PROBLEM STATEMENT: Write out the entire listing below exactly, with the pictures left out.

[Raw records]
>>>>

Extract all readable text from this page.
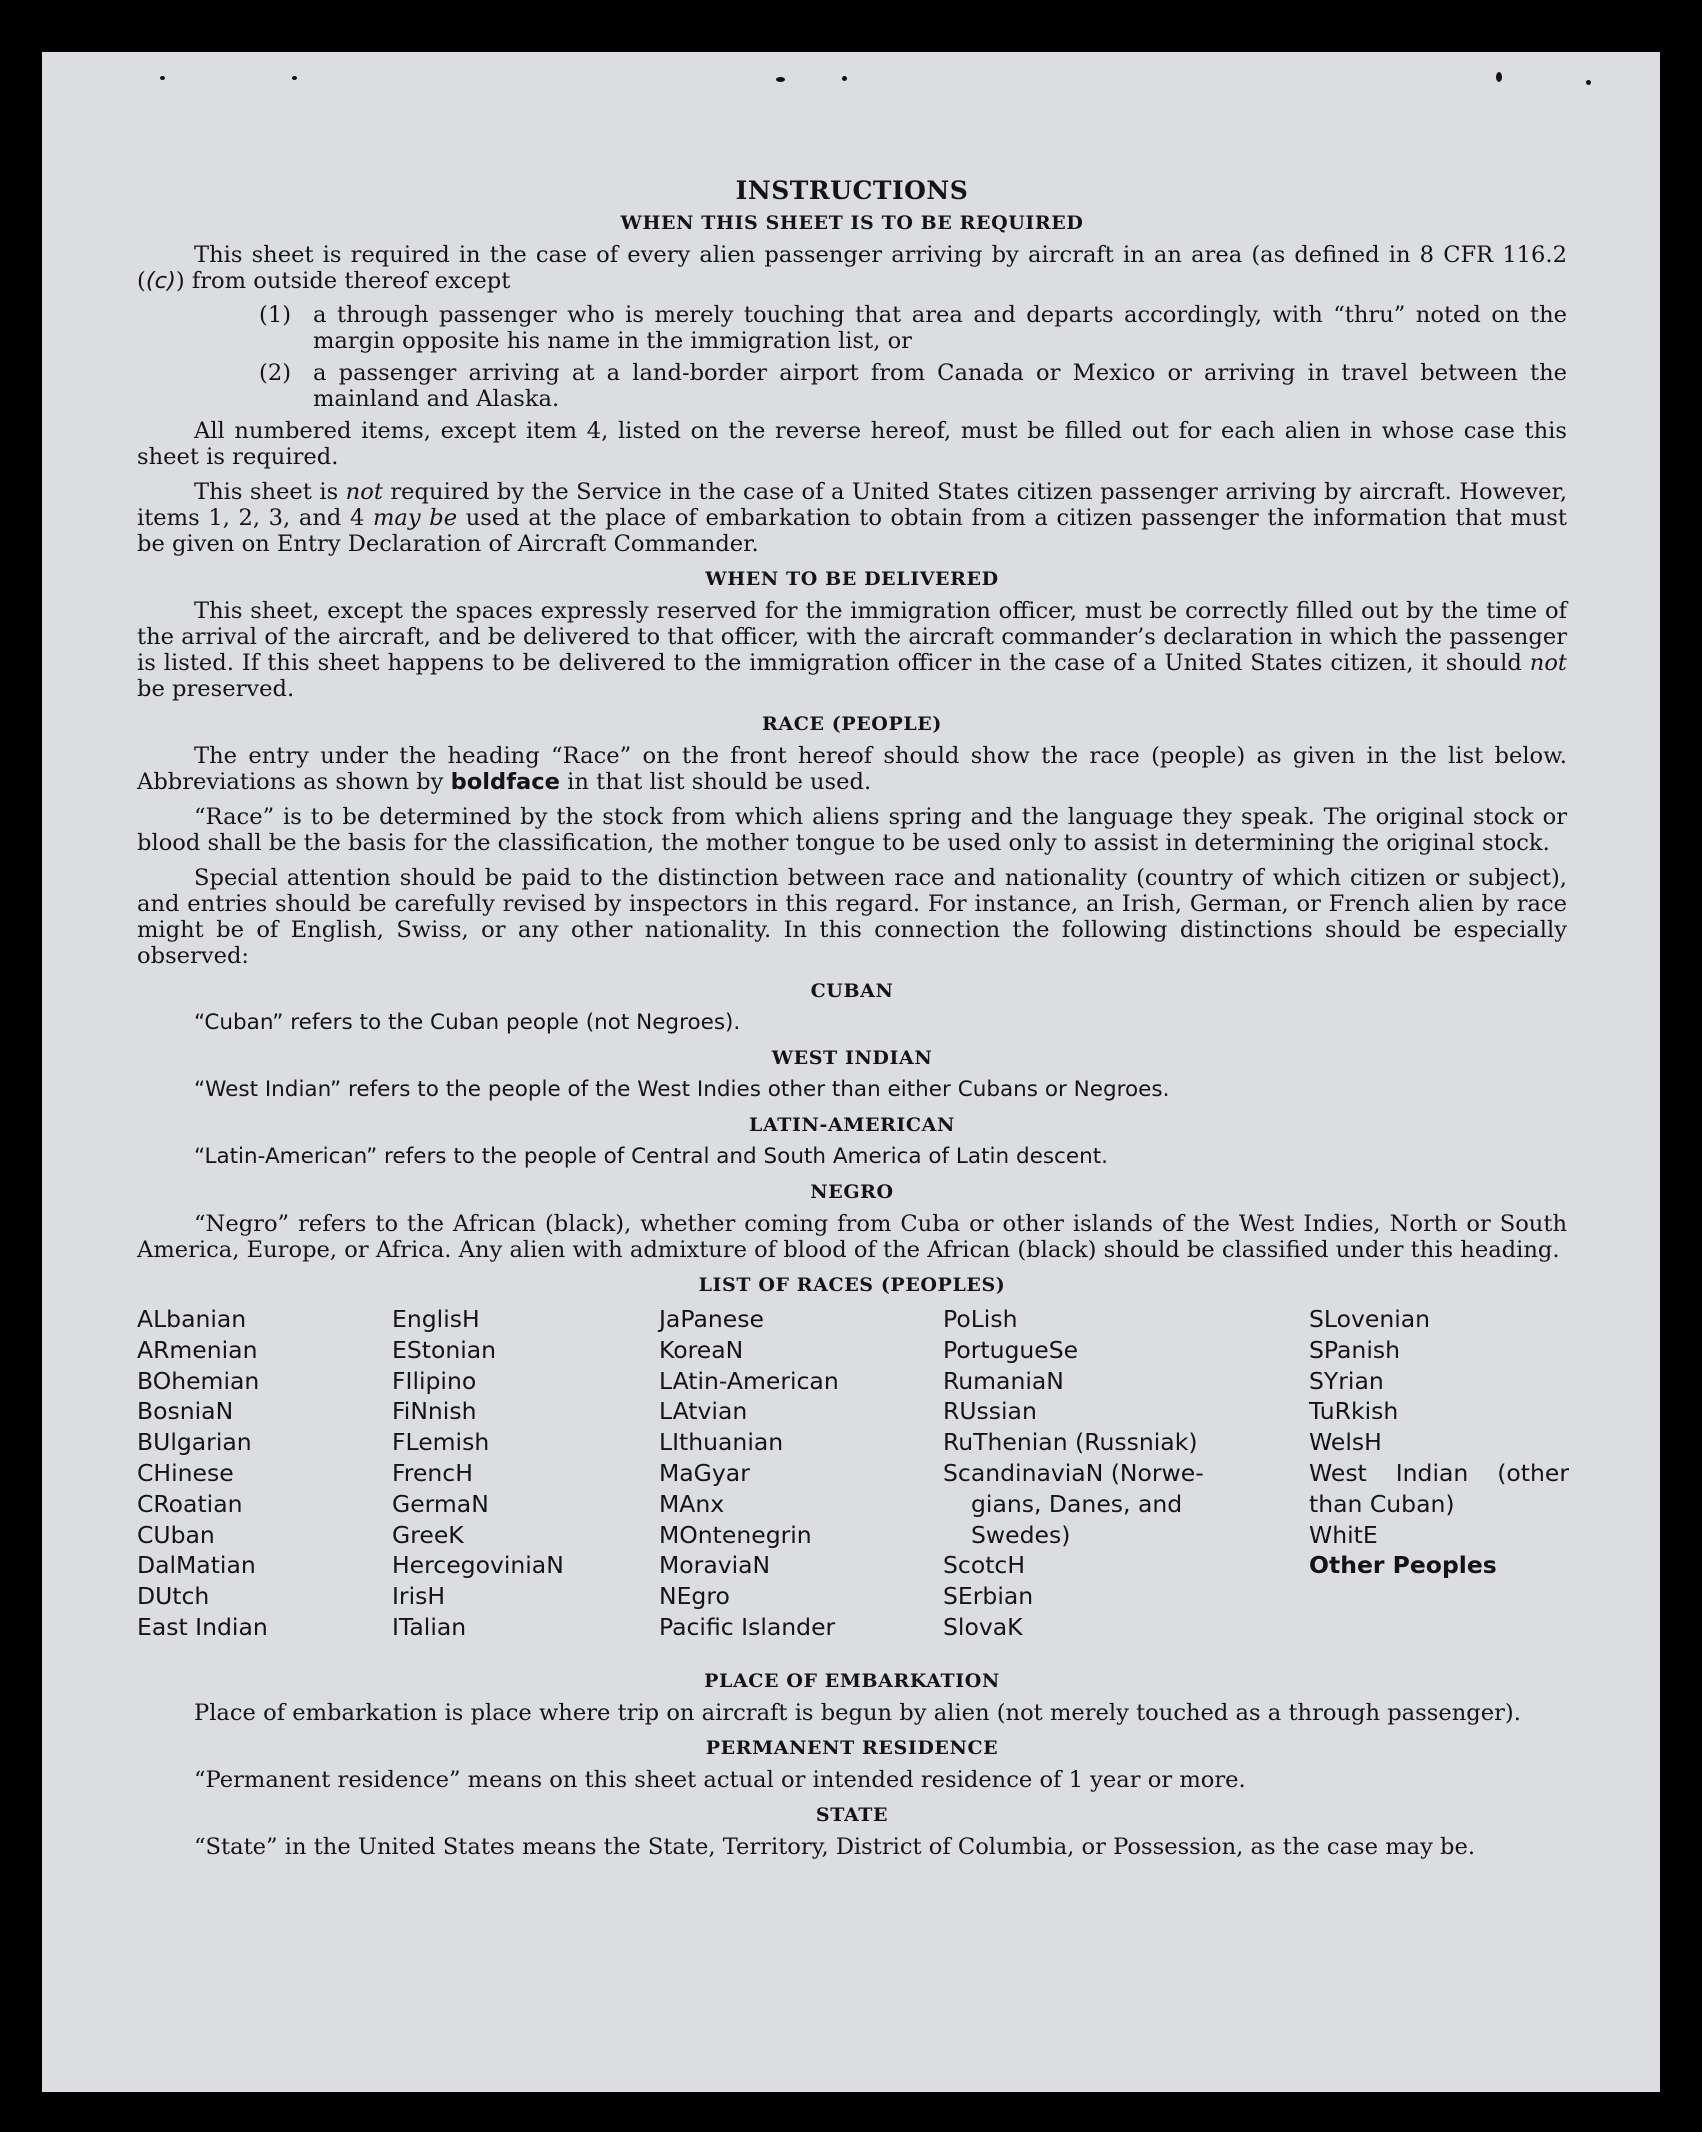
INSTRUCTIONS
WHEN THIS SHEET IS TO BE REQUIRED

This sheet is required in the case of every alien passenger arriving by aircraft in an area (as defined in 8 CFR 116.2 ((c)) from outside thereof except

(1) a through passenger who is merely touching that area and departs accordingly, with “thru” noted on the margin opposite his name in the immigration list, or
(2) a passenger arriving at a land-border airport from Canada or Mexico or arriving in travel between the mainland and Alaska.

All numbered items, except item 4, listed on the reverse hereof, must be filled out for each alien in whose case this sheet is required.

This sheet is not required by the Service in the case of a United States citizen passenger arriving by aircraft. However, items 1, 2, 3, and 4 may be used at the place of embarkation to obtain from a citizen passenger the information that must be given on Entry Declaration of Aircraft Commander.

WHEN TO BE DELIVERED

This sheet, except the spaces expressly reserved for the immigration officer, must be correctly filled out by the time of the arrival of the aircraft, and be delivered to that officer, with the aircraft commander’s declaration in which the passenger is listed. If this sheet happens to be delivered to the immigration officer in the case of a United States citizen, it should not be preserved.

RACE (PEOPLE)

The entry under the heading “Race” on the front hereof should show the race (people) as given in the list below. Abbreviations as shown by boldface in that list should be used.

“Race” is to be determined by the stock from which aliens spring and the language they speak. The original stock or blood shall be the basis for the classification, the mother tongue to be used only to assist in determining the original stock.

Special attention should be paid to the distinction between race and nationality (country of which citizen or subject), and entries should be carefully revised by inspectors in this regard. For instance, an Irish, German, or French alien by race might be of English, Swiss, or any other nationality. In this connection the following distinctions should be especially observed:

CUBAN

“Cuban” refers to the Cuban people (not Negroes).

WEST INDIAN

“West Indian” refers to the people of the West Indies other than either Cubans or Negroes.

LATIN-AMERICAN

“Latin-American” refers to the people of Central and South America of Latin descent.

NEGRO

“Negro” refers to the African (black), whether coming from Cuba or other islands of the West Indies, North or South America, Europe, or Africa. Any alien with admixture of blood of the African (black) should be classified under this heading.

LIST OF RACES (PEOPLES)
ALbanian
ARmenian
BOhemian
BosniaN
BUlgarian
CHinese
CRoatian
CUban
DalMatian
DUtch
East Indian
EnglisH
EStonian
FIlipino
FiNnish
FLemish
FrencH
GermaN
GreeK
HercegoviniaN
IrisH
ITalian
JaPanese
KoreaN
LAtin-American
LAtvian
LIthuanian
MaGyar
MAnx
MOntenegrin
MoraviaN
NEgro
Pacific Islander
PoLish
PortugueSe
RumaniaN
RUssian
RuThenian (Russniak)
ScandinaviaN (Norwe-
gians, Danes, and
Swedes)
ScotcH
SErbian
SlovaK
SLovenian
SPanish
SYrian
TuRkish
WelsH
West Indian (other than Cuban)
WhitE
Other Peoples
PLACE OF EMBARKATION

Place of embarkation is place where trip on aircraft is begun by alien (not merely touched as a through passenger).

PERMANENT RESIDENCE

“Permanent residence” means on this sheet actual or intended residence of 1 year or more.

STATE

“State” in the United States means the State, Territory, District of Columbia, or Possession, as the case may be.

<<<<

EXERCISE RESULT:
Extract all readable text from this page.
INSTRUCTIONS
WHEN THIS SHEET IS TO BE REQUIRED

This sheet is required in the case of every alien passenger arriving by aircraft in an area (as defined in 8 CFR 116.2 ((c)) from outside thereof except

(1) a through passenger who is merely touching that area and departs accordingly, with “thru” noted on the margin opposite his name in the immigration list, or
(2) a passenger arriving at a land-border airport from Canada or Mexico or arriving in travel between the mainland and Alaska.

All numbered items, except item 4, listed on the reverse hereof, must be filled out for each alien in whose case this sheet is required.

This sheet is not required by the Service in the case of a United States citizen passenger arriving by aircraft. However, items 1, 2, 3, and 4 may be used at the place of embarkation to obtain from a citizen passenger the information that must be given on Entry Declaration of Aircraft Commander.

WHEN TO BE DELIVERED

This sheet, except the spaces expressly reserved for the immigration officer, must be correctly filled out by the time of the arrival of the aircraft, and be delivered to that officer, with the aircraft commander’s declaration in which the passenger is listed. If this sheet happens to be delivered to the immigration officer in the case of a United States citizen, it should not be preserved.

RACE (PEOPLE)

The entry under the heading “Race” on the front hereof should show the race (people) as given in the list below. Abbreviations as shown by boldface in that list should be used.

“Race” is to be determined by the stock from which aliens spring and the language they speak. The original stock or blood shall be the basis for the classification, the mother tongue to be used only to assist in determining the original stock.

Special attention should be paid to the distinction between race and nationality (country of which citizen or subject), and entries should be carefully revised by inspectors in this regard. For instance, an Irish, German, or French alien by race might be of English, Swiss, or any other nationality. In this connection the following distinctions should be especially observed:

CUBAN

“Cuban” refers to the Cuban people (not Negroes).

WEST INDIAN

“West Indian” refers to the people of the West Indies other than either Cubans or Negroes.

LATIN-AMERICAN

“Latin-American” refers to the people of Central and South America of Latin descent.

NEGRO

“Negro” refers to the African (black), whether coming from Cuba or other islands of the West Indies, North or South America, Europe, or Africa. Any alien with admixture of blood of the African (black) should be classified under this heading.

LIST OF RACES (PEOPLES)
ALbanian
ARmenian
BOhemian
BosniaN
BUlgarian
CHinese
CRoatian
CUban
DalMatian
DUtch
East Indian
EnglisH
EStonian
FIlipino
FiNnish
FLemish
FrencH
GermaN
GreeK
HercegoviniaN
IrisH
ITalian
JaPanese
KoreaN
LAtin-American
LAtvian
LIthuanian
MaGyar
MAnx
MOntenegrin
MoraviaN
NEgro
Pacific Islander
PoLish
PortugueSe
RumaniaN
RUssian
RuThenian (Russniak)
ScandinaviaN (Norwe-
gians, Danes, and
Swedes)
ScotcH
SErbian
SlovaK
SLovenian
SPanish
SYrian
TuRkish
WelsH
West Indian (other than Cuban)
WhitE
Other Peoples
PLACE OF EMBARKATION

Place of embarkation is place where trip on aircraft is begun by alien (not merely touched as a through passenger).

PERMANENT RESIDENCE

“Permanent residence” means on this sheet actual or intended residence of 1 year or more.

STATE

“State” in the United States means the State, Territory, District of Columbia, or Possession, as the case may be.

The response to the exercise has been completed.